## [Problem to solve]
Restate the records below word for word, and omit the images they hold.

## [Source material]

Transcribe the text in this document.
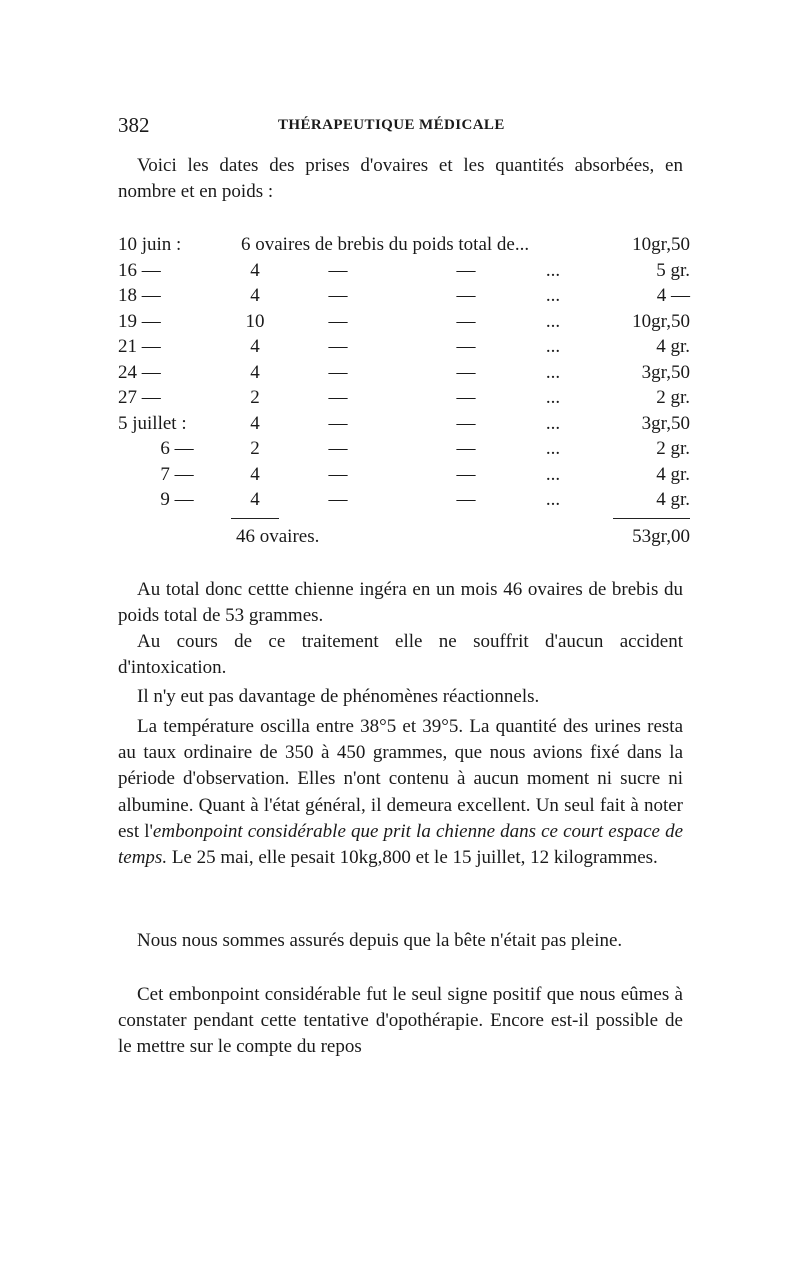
382	THÉRAPEUTIQUE MÉDICALE

Voici les dates des prises d'ovaires et les quantités absorbées, en nombre et en poids :

10 juin :	6 ovaires de brebis du poids total de...	10gr,50
16 —	4	—	—	...	5 gr.
18 —	4	—	—	...	4 —
19 —	10	—	—	...	10gr,50
21 —	4	—	—	...	4 gr.
24 —	4	—	—	...	3gr,50
27 —	2	—	—	...	2 gr.
5 juillet :	4	—	—	...	3gr,50
6 —	2	—	—	...	2 gr.
7 —	4	—	—	...	4 gr.
9 —	4	—	—	...	4 gr.
46 ovaires.	53gr,00

Au total donc cettte chienne ingéra en un mois 46 ovaires de brebis du poids total de 53 grammes.

Au cours de ce traitement elle ne souffrit d'aucun accident d'intoxication.

Il n'y eut pas davantage de phénomènes réactionnels.

La température oscilla entre 38°5 et 39°5. La quantité des urines resta au taux ordinaire de 350 à 450 grammes, que nous avions fixé dans la période d'observation. Elles n'ont contenu à aucun moment ni sucre ni albumine. Quant à l'état général, il demeura excellent. Un seul fait à noter est l'embonpoint considérable que prit la chienne dans ce court espace de temps. Le 25 mai, elle pesait 10kg,800 et le 15 juillet, 12 kilogrammes.

Nous nous sommes assurés depuis que la bête n'était pas pleine.

Cet embonpoint considérable fut le seul signe positif que nous eûmes à constater pendant cette tentative d'opothérapie. Encore est-il possible de le mettre sur le compte du repos
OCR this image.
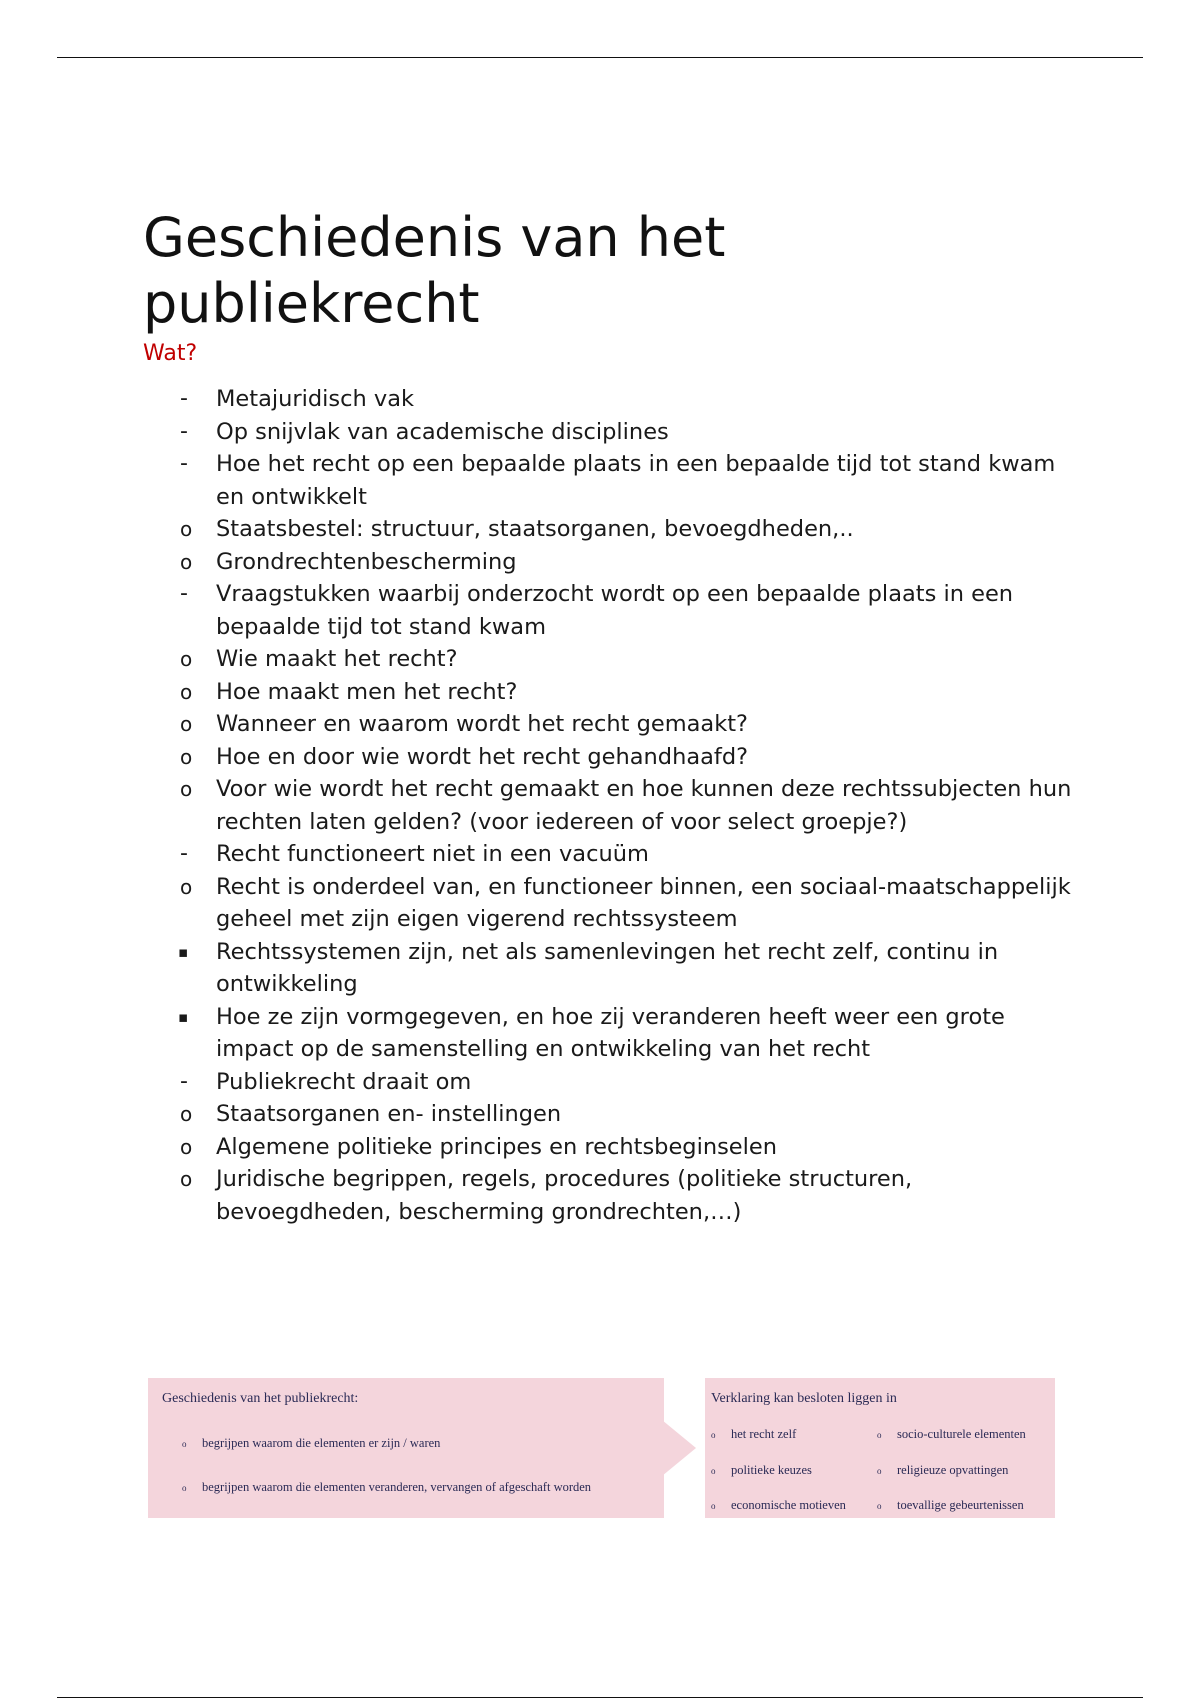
Geschiedenis van het
publiekrecht
Wat?
- Metajuridisch vak
- Op snijvlak van academische disciplines
- Hoe het recht op een bepaalde plaats in een bepaalde tijd tot stand kwam en ontwikkelt
o Staatsbestel: structuur, staatsorganen, bevoegdheden,..
o Grondrechtenbescherming
- Vraagstukken waarbij onderzocht wordt op een bepaalde plaats in een bepaalde tijd tot stand kwam
o Wie maakt het recht?
o Hoe maakt men het recht?
o Wanneer en waarom wordt het recht gemaakt?
o Hoe en door wie wordt het recht gehandhaafd?
o Voor wie wordt het recht gemaakt en hoe kunnen deze rechtssubjecten hun rechten laten gelden? (voor iedereen of voor select groepje?)
- Recht functioneert niet in een vacuüm
o Recht is onderdeel van, en functioneer binnen, een sociaal-maatschappelijk geheel met zijn eigen vigerend rechtssysteem
▪ Rechtssystemen zijn, net als samenlevingen het recht zelf, continu in ontwikkeling
▪ Hoe ze zijn vormgegeven, en hoe zij veranderen heeft weer een grote impact op de samenstelling en ontwikkeling van het recht
- Publiekrecht draait om
o Staatsorganen en- instellingen
o Algemene politieke principes en rechtsbeginselen
o Juridische begrippen, regels, procedures (politieke structuren, bevoegdheden, bescherming grondrechten,…)
Geschiedenis van het publiekrecht:
o begrijpen waarom die elementen er zijn / waren
o begrijpen waarom die elementen veranderen, vervangen of afgeschaft worden
Verklaring kan besloten liggen in
o het recht zelf
o politieke keuzes
o economische motieven
o socio-culturele elementen
o religieuze opvattingen
o toevallige gebeurtenissen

## [Task answer]
Transcribe the text in this document.
382	THÉRAPEUTIQUE MÉDICALE

Voici les dates des prises d'ovaires et les quantités absorbées, en nombre et en poids :

10 juin :	6 ovaires de brebis du poids total de...	10gr,50
16 —	4	—	—	...	5 gr.
18 —	4	—	—	...	4 —
19 —	10	—	—	...	10gr,50
21 —	4	—	—	...	4 gr.
24 —	4	—	—	...	3gr,50
27 —	2	—	—	...	2 gr.
5 juillet :	4	—	—	...	3gr,50
6 —	2	—	—	...	2 gr.
7 —	4	—	—	...	4 gr.
9 —	4	—	—	...	4 gr.
46 ovaires.	53gr,00

Au total donc cettte chienne ingéra en un mois 46 ovaires de brebis du poids total de 53 grammes.

Au cours de ce traitement elle ne souffrit d'aucun accident d'intoxication.

Il n'y eut pas davantage de phénomènes réactionnels.

La température oscilla entre 38°5 et 39°5. La quantité des urines resta au taux ordinaire de 350 à 450 grammes, que nous avions fixé dans la période d'observation. Elles n'ont contenu à aucun moment ni sucre ni albumine. Quant à l'état général, il demeura excellent. Un seul fait à noter est l'embonpoint considérable que prit la chienne dans ce court espace de temps. Le 25 mai, elle pesait 10kg,800 et le 15 juillet, 12 kilogrammes.

Nous nous sommes assurés depuis que la bête n'était pas pleine.

Cet embonpoint considérable fut le seul signe positif que nous eûmes à constater pendant cette tentative d'opothérapie. Encore est-il possible de le mettre sur le compte du repos
OCR this image.
Geschiedenis van het
publiekrecht
Wat?
- Metajuridisch vak
- Op snijvlak van academische disciplines
- Hoe het recht op een bepaalde plaats in een bepaalde tijd tot stand kwam en ontwikkelt
o Staatsbestel: structuur, staatsorganen, bevoegdheden,..
o Grondrechtenbescherming
- Vraagstukken waarbij onderzocht wordt op een bepaalde plaats in een bepaalde tijd tot stand kwam
o Wie maakt het recht?
o Hoe maakt men het recht?
o Wanneer en waarom wordt het recht gemaakt?
o Hoe en door wie wordt het recht gehandhaafd?
o Voor wie wordt het recht gemaakt en hoe kunnen deze rechtssubjecten hun rechten laten gelden? (voor iedereen of voor select groepje?)
- Recht functioneert niet in een vacuüm
o Recht is onderdeel van, en functioneer binnen, een sociaal-maatschappelijk geheel met zijn eigen vigerend rechtssysteem
▪ Rechtssystemen zijn, net als samenlevingen het recht zelf, continu in ontwikkeling
▪ Hoe ze zijn vormgegeven, en hoe zij veranderen heeft weer een grote impact op de samenstelling en ontwikkeling van het recht
- Publiekrecht draait om
o Staatsorganen en- instellingen
o Algemene politieke principes en rechtsbeginselen
o Juridische begrippen, regels, procedures (politieke structuren, bevoegdheden, bescherming grondrechten,…)
Geschiedenis van het publiekrecht:
o begrijpen waarom die elementen er zijn / waren
o begrijpen waarom die elementen veranderen, vervangen of afgeschaft worden
Verklaring kan besloten liggen in
o het recht zelf
o politieke keuzes
o economische motieven
o socio-culturele elementen
o religieuze opvattingen
o toevallige gebeurtenissen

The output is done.